Report each line of the data that has "name" somewhere in it.

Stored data
%%

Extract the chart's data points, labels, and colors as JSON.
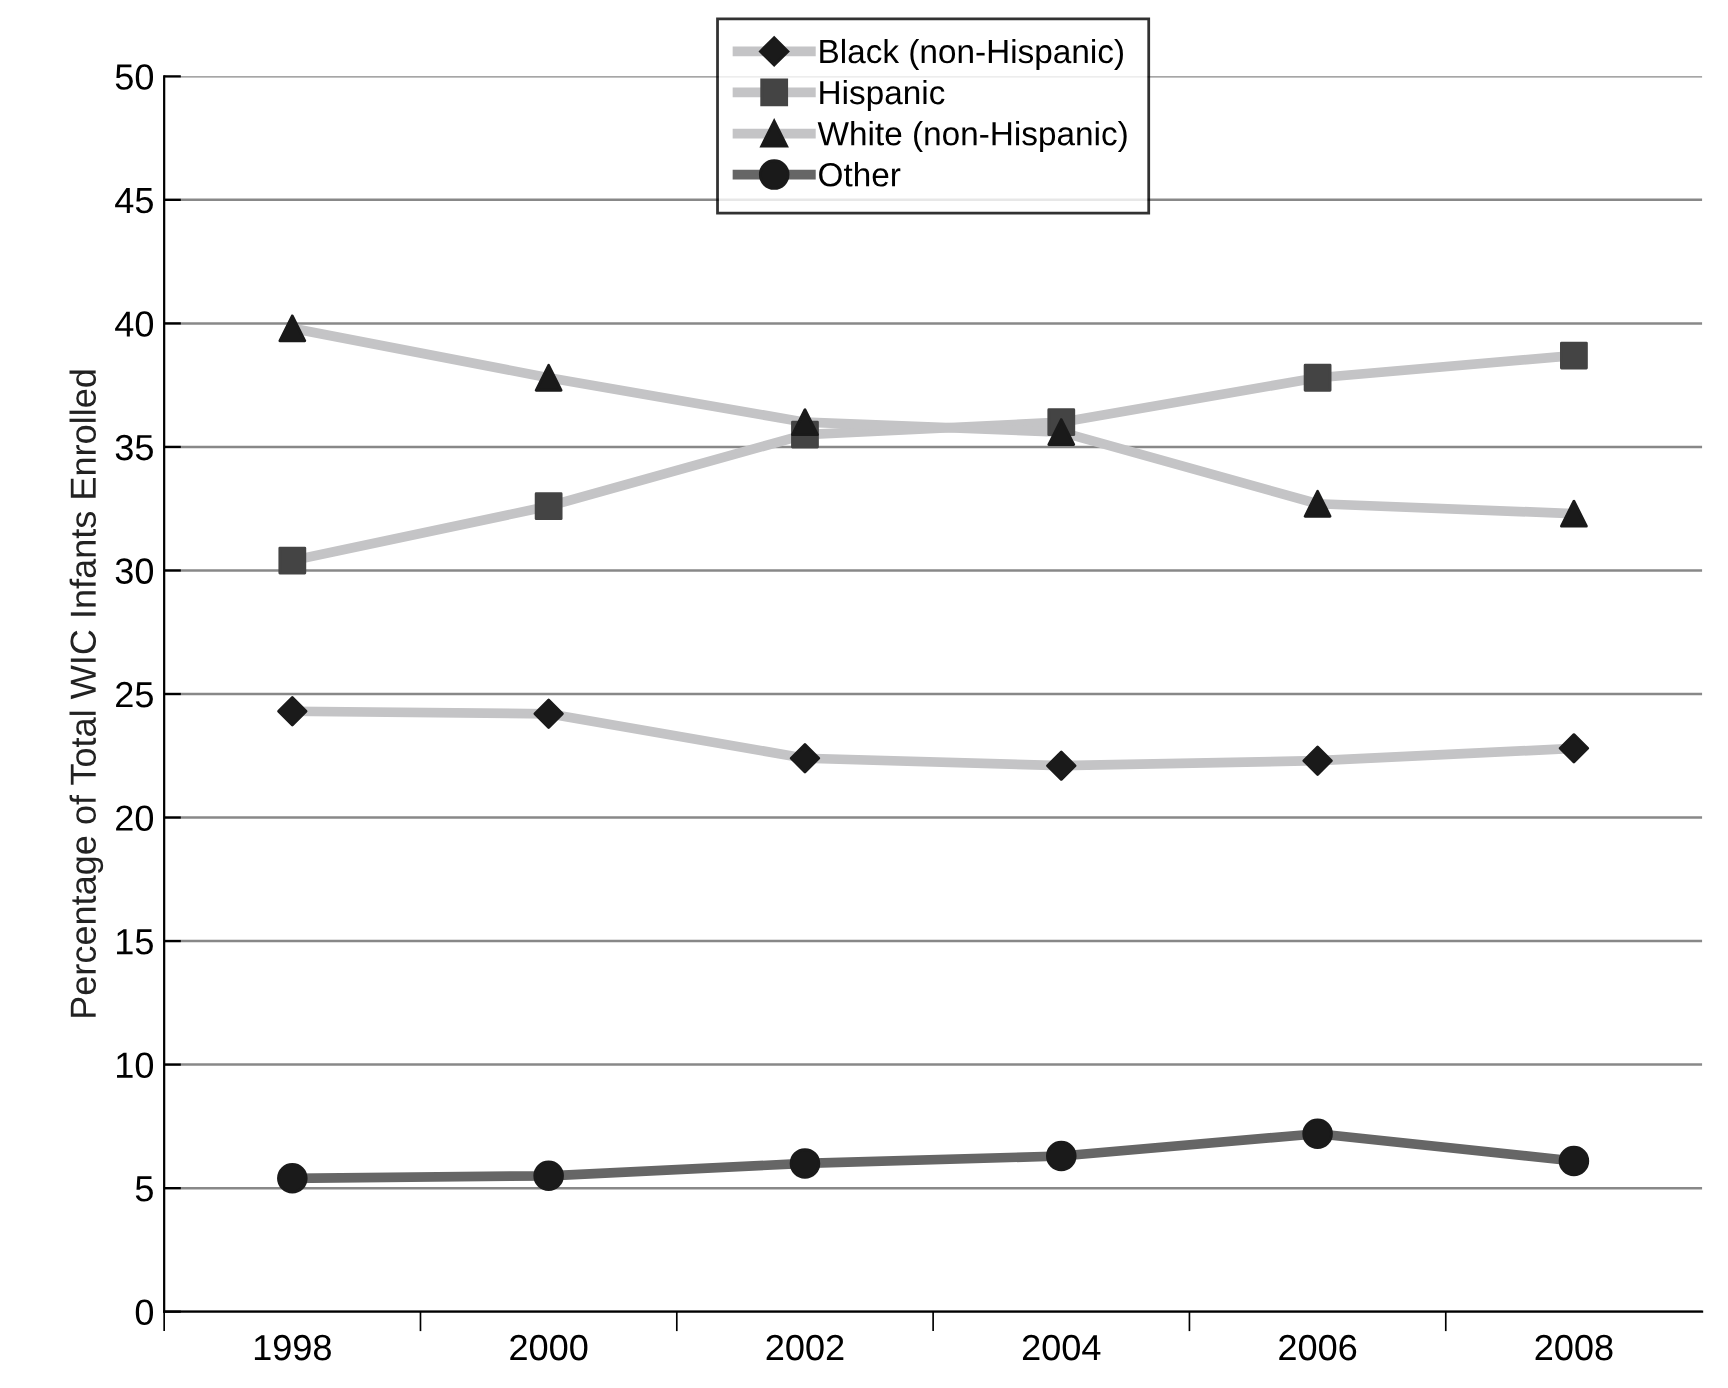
{
  "chart_data": {
    "type": "line",
    "ylabel": "Percentage of Total WIC Infants Enrolled",
    "categories": [
      "1998",
      "2000",
      "2002",
      "2004",
      "2006",
      "2008"
    ],
    "series": [
      {
        "name": "Black (non-Hispanic)",
        "color": "#c4c4c6",
        "colors": [
          "#1a1a1a",
          "#1a1a1a",
          "#1a1a1a",
          "#1a1a1a",
          "#1a1a1a",
          "#1a1a1a"
        ],
        "marker": "diamond",
        "values": [
          24.3,
          24.2,
          22.4,
          22.1,
          22.3,
          22.8
        ]
      },
      {
        "name": "Hispanic",
        "color": "#c4c4c6",
        "colors": [
          "#444444",
          "#444444",
          "#444444",
          "#444444",
          "#444444",
          "#444444"
        ],
        "marker": "square",
        "values": [
          30.4,
          32.6,
          35.5,
          36.0,
          37.8,
          38.7
        ]
      },
      {
        "name": "White (non-Hispanic)",
        "color": "#c4c4c6",
        "colors": [
          "#1a1a1a",
          "#1a1a1a",
          "#1a1a1a",
          "#1a1a1a",
          "#1a1a1a",
          "#1a1a1a"
        ],
        "marker": "triangle",
        "values": [
          39.8,
          37.8,
          36.0,
          35.6,
          32.7,
          32.3
        ]
      },
      {
        "name": "Other",
        "color": "#666666",
        "colors": [
          "#1a1a1a",
          "#1a1a1a",
          "#1a1a1a",
          "#1a1a1a",
          "#1a1a1a",
          "#1a1a1a"
        ],
        "marker": "circle",
        "values": [
          5.4,
          5.5,
          6.0,
          6.3,
          7.2,
          6.1
        ]
      }
    ],
    "ylim": [
      0,
      50
    ],
    "yticks": [
      0,
      5,
      10,
      15,
      20,
      25,
      30,
      35,
      40,
      45,
      50
    ],
    "grid": "y",
    "legend": "top",
    "line_style": "solid"
  }
}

%%

**WRITTEN REPLY:**
        "name": "Black (non-Hispanic)",
        "name": "Hispanic",
        "name": "White (non-Hispanic)",
        "name": "Other",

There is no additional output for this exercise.